# [Given data]
┌────────

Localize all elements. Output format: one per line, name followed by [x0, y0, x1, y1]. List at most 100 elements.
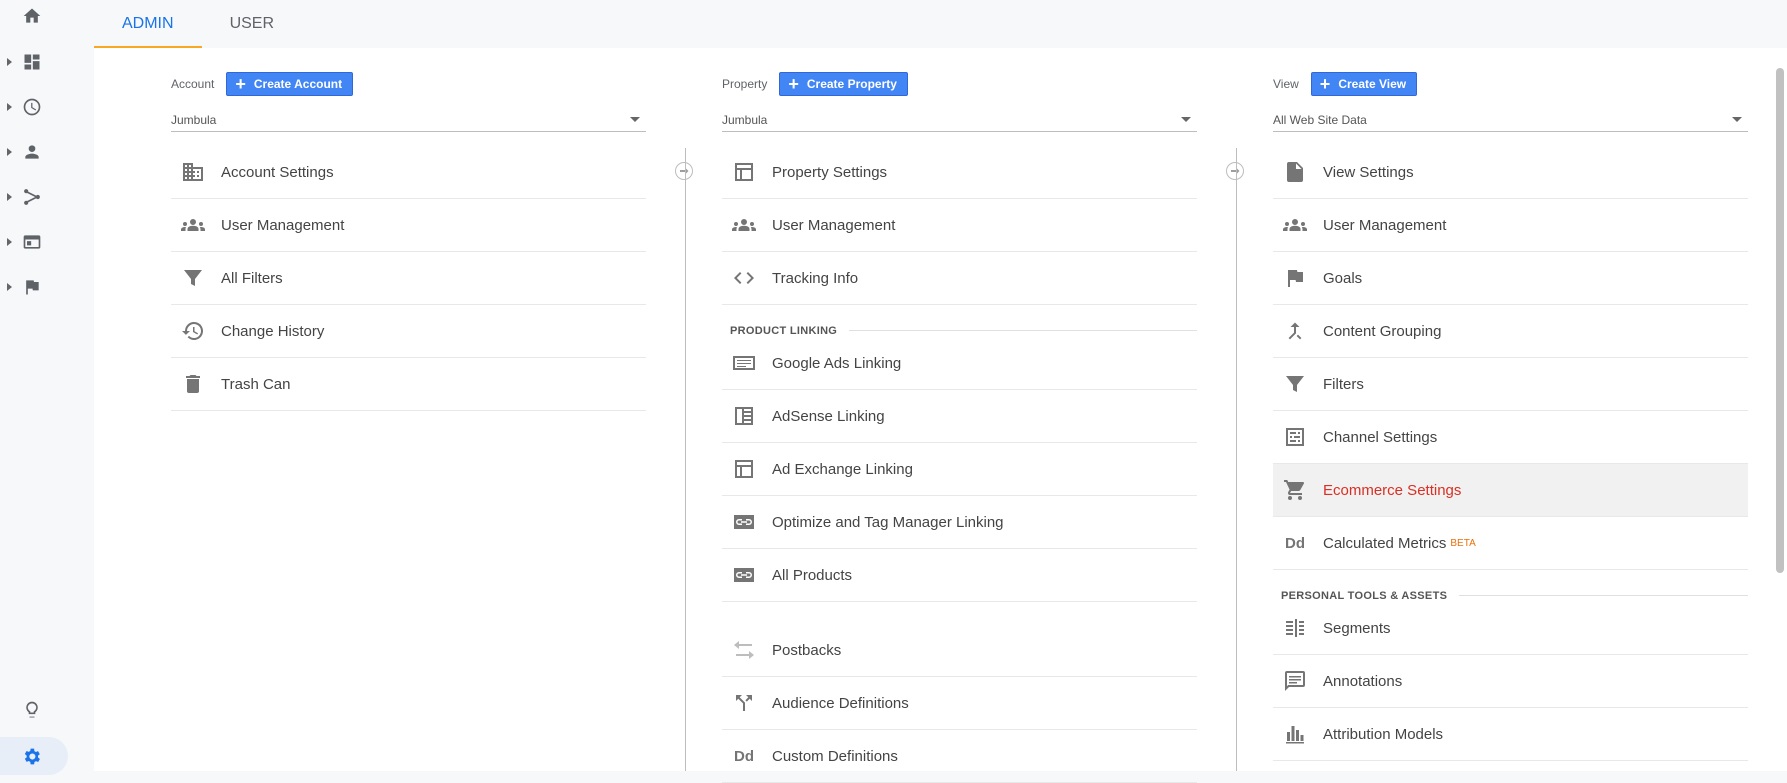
optimize-tag-manager-linking-item[interactable]: Optimize and Tag Manager Linking [722, 496, 1197, 549]
attribution-models-item[interactable]: Attribution Models [1273, 708, 1748, 761]
create-view-button[interactable]: + Create View [1310, 72, 1418, 96]
filter-icon [1281, 372, 1309, 396]
view-select[interactable]: All Web Site Data [1273, 108, 1748, 132]
tracking-info-item[interactable]: Tracking Info [722, 252, 1197, 305]
caret-right-icon [7, 103, 12, 111]
postbacks-item[interactable]: Postbacks [722, 624, 1197, 677]
goals-item[interactable]: Goals [1273, 252, 1748, 305]
beta-badge: BETA [1450, 537, 1476, 549]
admin-panel: Account + Create Account Jumbula Account… [94, 48, 1787, 783]
account-user-management-item[interactable]: User Management [171, 199, 646, 252]
people-icon [730, 213, 758, 237]
customization-nav-item[interactable] [0, 42, 68, 82]
dropdown-arrow-icon [630, 117, 640, 122]
segments-icon [1281, 616, 1309, 640]
trash-icon [179, 372, 207, 396]
adsense-linking-item[interactable]: AdSense Linking [722, 390, 1197, 443]
arrow-right-circle-icon [675, 162, 693, 180]
segments-item[interactable]: Segments [1273, 602, 1748, 655]
create-property-label: Create Property [806, 77, 897, 91]
acquisition-icon [24, 189, 40, 205]
ad-exchange-linking-item[interactable]: Ad Exchange Linking [722, 443, 1197, 496]
custom-definitions-item[interactable]: Dd Custom Definitions [722, 730, 1197, 783]
product-linking-section-header: PRODUCT LINKING [722, 305, 1197, 337]
layout-icon [730, 457, 758, 481]
left-nav-rail [0, 0, 68, 775]
column-divider [1236, 148, 1237, 771]
audience-definitions-item[interactable]: Audience Definitions [722, 677, 1197, 730]
all-products-item[interactable]: All Products [722, 549, 1197, 602]
account-select[interactable]: Jumbula [171, 108, 646, 132]
postback-icon [730, 638, 758, 662]
caret-right-icon [7, 193, 12, 201]
property-user-management-item[interactable]: User Management [722, 199, 1197, 252]
document-icon [1281, 160, 1309, 184]
bars-icon [1281, 722, 1309, 746]
view-selected-value: All Web Site Data [1273, 112, 1367, 127]
flag-icon [1281, 266, 1309, 290]
audience-nav-item[interactable] [0, 132, 68, 172]
create-property-button[interactable]: + Create Property [779, 72, 908, 96]
column-divider [685, 148, 686, 771]
plus-icon: + [1319, 74, 1331, 94]
people-icon [1281, 213, 1309, 237]
caret-right-icon [7, 283, 12, 291]
dropdown-arrow-icon [1181, 117, 1191, 122]
plus-icon: + [788, 74, 799, 94]
calculated-metrics-item[interactable]: Dd Calculated Metrics BETA [1273, 517, 1748, 570]
filters-item[interactable]: Filters [1273, 358, 1748, 411]
fork-icon [730, 691, 758, 715]
google-ads-linking-item[interactable]: Google Ads Linking [722, 337, 1197, 390]
realtime-nav-item[interactable] [0, 87, 68, 127]
all-filters-item[interactable]: All Filters [171, 252, 646, 305]
browser-icon [23, 235, 41, 249]
adsense-icon [730, 404, 758, 428]
admin-user-tabs: ADMIN USER [94, 0, 302, 48]
home-nav-item[interactable] [0, 0, 68, 36]
plus-icon: + [235, 74, 246, 94]
create-view-label: Create View [1338, 77, 1407, 91]
create-account-label: Create Account [253, 77, 343, 91]
view-label: View [1273, 77, 1299, 91]
personal-tools-section-header: PERSONAL TOOLS & ASSETS [1273, 570, 1748, 602]
history-icon [179, 319, 207, 343]
filter-icon [179, 266, 207, 290]
behavior-nav-item[interactable] [0, 222, 68, 262]
change-history-item[interactable]: Change History [171, 305, 646, 358]
content-grouping-item[interactable]: Content Grouping [1273, 305, 1748, 358]
link-icon [730, 510, 758, 534]
comment-icon [1281, 669, 1309, 693]
acquisition-nav-item[interactable] [0, 177, 68, 217]
tab-user[interactable]: USER [202, 0, 302, 48]
clock-icon [23, 98, 41, 116]
ads-icon [730, 351, 758, 375]
scrollbar[interactable] [1776, 68, 1784, 573]
view-settings-item[interactable]: View Settings [1273, 146, 1748, 199]
trash-can-item[interactable]: Trash Can [171, 358, 646, 411]
conversions-nav-item[interactable] [0, 267, 68, 307]
property-select[interactable]: Jumbula [722, 108, 1197, 132]
discover-button[interactable] [22, 700, 42, 720]
caret-right-icon [7, 148, 12, 156]
dd-icon: Dd [734, 747, 754, 765]
property-settings-item[interactable]: Property Settings [722, 146, 1197, 199]
layout-icon [730, 160, 758, 184]
admin-nav-item[interactable] [0, 737, 68, 775]
people-icon [179, 213, 207, 237]
ecommerce-settings-item[interactable]: Ecommerce Settings [1273, 464, 1748, 517]
account-label: Account [171, 77, 215, 91]
flag-icon [26, 280, 39, 295]
channel-icon [1281, 425, 1309, 449]
account-settings-item[interactable]: Account Settings [171, 146, 646, 199]
dd-icon: Dd [1285, 534, 1305, 552]
gear-icon [24, 748, 40, 765]
home-icon [23, 8, 41, 23]
channel-settings-item[interactable]: Channel Settings [1273, 411, 1748, 464]
tab-admin[interactable]: ADMIN [94, 0, 202, 48]
dropdown-arrow-icon [1732, 117, 1742, 122]
annotations-item[interactable]: Annotations [1273, 655, 1748, 708]
lightbulb-icon [26, 701, 38, 718]
create-account-button[interactable]: + Create Account [226, 72, 354, 96]
dashboard-icon [24, 54, 40, 70]
view-user-management-item[interactable]: User Management [1273, 199, 1748, 252]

└────────

# [Instructions for the task]
Reproduce all the entries above word for word, and leave the pictures out.

# [Answer in full]
Localize all elements. Output format: one per line, name followed by [x0, y0, x1, y1]. List at most 100 elements.
optimize-tag-manager-linking-item[interactable]: Optimize and Tag Manager Linking [722, 496, 1197, 549]
attribution-models-item[interactable]: Attribution Models [1273, 708, 1748, 761]
create-view-button[interactable]: + Create View [1310, 72, 1418, 96]
filter-icon [1281, 372, 1309, 396]
view-select[interactable]: All Web Site Data [1273, 108, 1748, 132]
tracking-info-item[interactable]: Tracking Info [722, 252, 1197, 305]
caret-right-icon [7, 103, 12, 111]
postbacks-item[interactable]: Postbacks [722, 624, 1197, 677]
goals-item[interactable]: Goals [1273, 252, 1748, 305]
beta-badge: BETA [1450, 537, 1476, 549]
admin-panel: Account + Create Account Jumbula Account… [94, 48, 1787, 783]
account-user-management-item[interactable]: User Management [171, 199, 646, 252]
people-icon [730, 213, 758, 237]
customization-nav-item[interactable] [0, 42, 68, 82]
dropdown-arrow-icon [630, 117, 640, 122]
segments-icon [1281, 616, 1309, 640]
trash-icon [179, 372, 207, 396]
adsense-linking-item[interactable]: AdSense Linking [722, 390, 1197, 443]
arrow-right-circle-icon [675, 162, 693, 180]
segments-item[interactable]: Segments [1273, 602, 1748, 655]
create-property-label: Create Property [806, 77, 897, 91]
acquisition-icon [24, 189, 40, 205]
ad-exchange-linking-item[interactable]: Ad Exchange Linking [722, 443, 1197, 496]
custom-definitions-item[interactable]: Dd Custom Definitions [722, 730, 1197, 783]
product-linking-section-header: PRODUCT LINKING [722, 305, 1197, 337]
layout-icon [730, 457, 758, 481]
left-nav-rail [0, 0, 68, 775]
column-divider [1236, 148, 1237, 771]
audience-definitions-item[interactable]: Audience Definitions [722, 677, 1197, 730]
all-products-item[interactable]: All Products [722, 549, 1197, 602]
account-select[interactable]: Jumbula [171, 108, 646, 132]
postback-icon [730, 638, 758, 662]
caret-right-icon [7, 193, 12, 201]
property-user-management-item[interactable]: User Management [722, 199, 1197, 252]
document-icon [1281, 160, 1309, 184]
bars-icon [1281, 722, 1309, 746]
view-selected-value: All Web Site Data [1273, 112, 1367, 127]
flag-icon [1281, 266, 1309, 290]
audience-nav-item[interactable] [0, 132, 68, 172]
create-property-button[interactable]: + Create Property [779, 72, 908, 96]
column-divider [685, 148, 686, 771]
plus-icon: + [1319, 74, 1331, 94]
people-icon [1281, 213, 1309, 237]
caret-right-icon [7, 283, 12, 291]
dropdown-arrow-icon [1181, 117, 1191, 122]
plus-icon: + [788, 74, 799, 94]
calculated-metrics-item[interactable]: Dd Calculated Metrics BETA [1273, 517, 1748, 570]
filters-item[interactable]: Filters [1273, 358, 1748, 411]
fork-icon [730, 691, 758, 715]
google-ads-linking-item[interactable]: Google Ads Linking [722, 337, 1197, 390]
realtime-nav-item[interactable] [0, 87, 68, 127]
all-filters-item[interactable]: All Filters [171, 252, 646, 305]
browser-icon [23, 235, 41, 249]
adsense-icon [730, 404, 758, 428]
admin-user-tabs: ADMIN USER [94, 0, 302, 48]
home-nav-item[interactable] [0, 0, 68, 36]
plus-icon: + [235, 74, 246, 94]
create-view-label: Create View [1338, 77, 1407, 91]
create-account-label: Create Account [253, 77, 343, 91]
view-label: View [1273, 77, 1299, 91]
personal-tools-section-header: PERSONAL TOOLS & ASSETS [1273, 570, 1748, 602]
history-icon [179, 319, 207, 343]
filter-icon [179, 266, 207, 290]
behavior-nav-item[interactable] [0, 222, 68, 262]
change-history-item[interactable]: Change History [171, 305, 646, 358]
content-grouping-item[interactable]: Content Grouping [1273, 305, 1748, 358]
link-icon [730, 510, 758, 534]
comment-icon [1281, 669, 1309, 693]
acquisition-nav-item[interactable] [0, 177, 68, 217]
tab-user[interactable]: USER [202, 0, 302, 48]
clock-icon [23, 98, 41, 116]
ads-icon [730, 351, 758, 375]
scrollbar[interactable] [1776, 68, 1784, 573]
view-settings-item[interactable]: View Settings [1273, 146, 1748, 199]
trash-can-item[interactable]: Trash Can [171, 358, 646, 411]
conversions-nav-item[interactable] [0, 267, 68, 307]
property-select[interactable]: Jumbula [722, 108, 1197, 132]
discover-button[interactable] [22, 700, 42, 720]
caret-right-icon [7, 148, 12, 156]
dd-icon: Dd [734, 747, 754, 765]
property-settings-item[interactable]: Property Settings [722, 146, 1197, 199]
layout-icon [730, 160, 758, 184]
admin-nav-item[interactable] [0, 737, 68, 775]
people-icon [179, 213, 207, 237]
ecommerce-settings-item[interactable]: Ecommerce Settings [1273, 464, 1748, 517]
account-label: Account [171, 77, 215, 91]
flag-icon [26, 280, 39, 295]
channel-icon [1281, 425, 1309, 449]
account-settings-item[interactable]: Account Settings [171, 146, 646, 199]
dd-icon: Dd [1285, 534, 1305, 552]
gear-icon [24, 748, 40, 765]
home-icon [23, 8, 41, 23]
channel-settings-item[interactable]: Channel Settings [1273, 411, 1748, 464]
tab-admin[interactable]: ADMIN [94, 0, 202, 48]
dropdown-arrow-icon [1732, 117, 1742, 122]
annotations-item[interactable]: Annotations [1273, 655, 1748, 708]
lightbulb-icon [26, 701, 38, 718]
create-account-button[interactable]: + Create Account [226, 72, 354, 96]
dashboard-icon [24, 54, 40, 70]
view-user-management-item[interactable]: User Management [1273, 199, 1748, 252]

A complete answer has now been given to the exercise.